··· DATASET ROWS ···

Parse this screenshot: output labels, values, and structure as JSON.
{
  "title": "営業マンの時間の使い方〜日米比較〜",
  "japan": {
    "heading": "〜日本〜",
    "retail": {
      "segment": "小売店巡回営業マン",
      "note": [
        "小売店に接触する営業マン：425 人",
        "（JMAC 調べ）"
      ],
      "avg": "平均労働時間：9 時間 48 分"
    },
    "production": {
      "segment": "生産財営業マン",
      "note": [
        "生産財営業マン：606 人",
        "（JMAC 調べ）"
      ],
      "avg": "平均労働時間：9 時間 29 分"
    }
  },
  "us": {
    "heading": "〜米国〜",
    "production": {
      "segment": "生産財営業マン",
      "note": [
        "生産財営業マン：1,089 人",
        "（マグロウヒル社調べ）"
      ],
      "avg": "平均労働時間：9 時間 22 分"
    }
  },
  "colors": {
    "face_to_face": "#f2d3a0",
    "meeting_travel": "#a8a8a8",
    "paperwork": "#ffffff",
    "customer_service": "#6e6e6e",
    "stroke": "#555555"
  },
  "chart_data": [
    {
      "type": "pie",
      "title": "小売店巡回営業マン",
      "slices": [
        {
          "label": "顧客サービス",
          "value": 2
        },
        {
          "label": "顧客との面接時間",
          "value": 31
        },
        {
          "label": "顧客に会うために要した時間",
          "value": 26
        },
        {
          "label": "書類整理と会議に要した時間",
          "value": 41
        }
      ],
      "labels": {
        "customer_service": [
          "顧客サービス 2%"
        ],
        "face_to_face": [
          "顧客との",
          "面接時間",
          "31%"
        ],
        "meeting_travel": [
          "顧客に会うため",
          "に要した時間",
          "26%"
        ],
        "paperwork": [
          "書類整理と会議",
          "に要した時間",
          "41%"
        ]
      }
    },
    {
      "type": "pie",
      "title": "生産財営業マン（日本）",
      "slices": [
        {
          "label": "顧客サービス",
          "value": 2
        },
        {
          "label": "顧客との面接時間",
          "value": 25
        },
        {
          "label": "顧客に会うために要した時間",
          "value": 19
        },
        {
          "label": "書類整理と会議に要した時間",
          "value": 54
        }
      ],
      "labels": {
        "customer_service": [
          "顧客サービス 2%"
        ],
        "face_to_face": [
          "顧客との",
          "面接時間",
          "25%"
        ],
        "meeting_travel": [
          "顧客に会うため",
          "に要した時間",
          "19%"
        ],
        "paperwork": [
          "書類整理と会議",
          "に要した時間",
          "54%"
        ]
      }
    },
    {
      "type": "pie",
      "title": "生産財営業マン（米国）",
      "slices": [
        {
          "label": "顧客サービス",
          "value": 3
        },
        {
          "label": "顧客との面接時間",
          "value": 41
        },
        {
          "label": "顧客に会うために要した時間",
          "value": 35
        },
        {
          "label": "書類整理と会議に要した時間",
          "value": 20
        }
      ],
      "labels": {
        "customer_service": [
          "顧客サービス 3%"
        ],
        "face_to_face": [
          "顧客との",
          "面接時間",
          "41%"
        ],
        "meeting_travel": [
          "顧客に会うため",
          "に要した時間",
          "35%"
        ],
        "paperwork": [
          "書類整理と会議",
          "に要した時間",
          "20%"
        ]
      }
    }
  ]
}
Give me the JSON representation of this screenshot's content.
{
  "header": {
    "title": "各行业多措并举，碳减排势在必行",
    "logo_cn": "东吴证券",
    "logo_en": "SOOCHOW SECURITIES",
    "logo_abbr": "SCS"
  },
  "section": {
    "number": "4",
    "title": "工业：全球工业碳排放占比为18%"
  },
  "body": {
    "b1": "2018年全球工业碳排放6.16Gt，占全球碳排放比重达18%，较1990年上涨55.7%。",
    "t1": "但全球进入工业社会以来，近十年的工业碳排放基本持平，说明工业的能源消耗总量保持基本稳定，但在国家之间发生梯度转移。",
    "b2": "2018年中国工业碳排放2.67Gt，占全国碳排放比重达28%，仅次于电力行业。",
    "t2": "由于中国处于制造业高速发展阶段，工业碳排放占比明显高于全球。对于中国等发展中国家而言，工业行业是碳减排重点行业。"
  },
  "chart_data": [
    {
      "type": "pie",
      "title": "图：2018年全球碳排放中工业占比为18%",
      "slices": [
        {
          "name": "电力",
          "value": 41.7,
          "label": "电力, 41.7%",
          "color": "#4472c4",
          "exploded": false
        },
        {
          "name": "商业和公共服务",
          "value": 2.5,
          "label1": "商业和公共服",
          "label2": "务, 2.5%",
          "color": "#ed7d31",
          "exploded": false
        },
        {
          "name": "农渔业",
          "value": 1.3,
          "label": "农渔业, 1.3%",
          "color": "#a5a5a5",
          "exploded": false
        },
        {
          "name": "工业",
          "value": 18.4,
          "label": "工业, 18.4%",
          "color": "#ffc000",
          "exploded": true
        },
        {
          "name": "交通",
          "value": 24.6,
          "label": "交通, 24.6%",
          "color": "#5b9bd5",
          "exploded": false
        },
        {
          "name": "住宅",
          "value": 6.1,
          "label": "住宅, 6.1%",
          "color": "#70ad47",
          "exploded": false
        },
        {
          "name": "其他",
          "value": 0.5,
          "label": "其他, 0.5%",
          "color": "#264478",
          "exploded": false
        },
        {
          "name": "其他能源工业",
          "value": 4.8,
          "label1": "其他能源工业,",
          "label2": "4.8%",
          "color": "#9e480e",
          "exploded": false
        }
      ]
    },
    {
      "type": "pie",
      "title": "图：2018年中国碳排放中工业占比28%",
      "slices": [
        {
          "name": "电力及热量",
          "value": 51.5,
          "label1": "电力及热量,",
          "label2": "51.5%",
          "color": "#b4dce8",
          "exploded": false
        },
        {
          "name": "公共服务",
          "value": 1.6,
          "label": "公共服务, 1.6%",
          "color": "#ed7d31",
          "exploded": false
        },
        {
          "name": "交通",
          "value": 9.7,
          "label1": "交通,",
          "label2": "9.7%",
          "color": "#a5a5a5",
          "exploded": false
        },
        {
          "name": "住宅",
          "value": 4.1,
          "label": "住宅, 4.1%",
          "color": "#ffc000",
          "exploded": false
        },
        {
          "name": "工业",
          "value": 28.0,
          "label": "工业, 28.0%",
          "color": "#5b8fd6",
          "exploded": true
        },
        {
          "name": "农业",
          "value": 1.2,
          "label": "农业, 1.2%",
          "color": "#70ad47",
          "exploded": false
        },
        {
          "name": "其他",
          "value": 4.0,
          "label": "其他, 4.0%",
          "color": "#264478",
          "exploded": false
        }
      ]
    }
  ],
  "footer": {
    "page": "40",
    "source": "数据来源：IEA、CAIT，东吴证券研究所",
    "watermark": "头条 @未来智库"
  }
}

···

YOUR GOAL - Filter the listing for the word "screenshot" and copy every line that holds it.

RESPONSE TO THIS TASK -
Parse this screenshot: output labels, values, and structure as JSON.
Give me the JSON representation of this screenshot's content.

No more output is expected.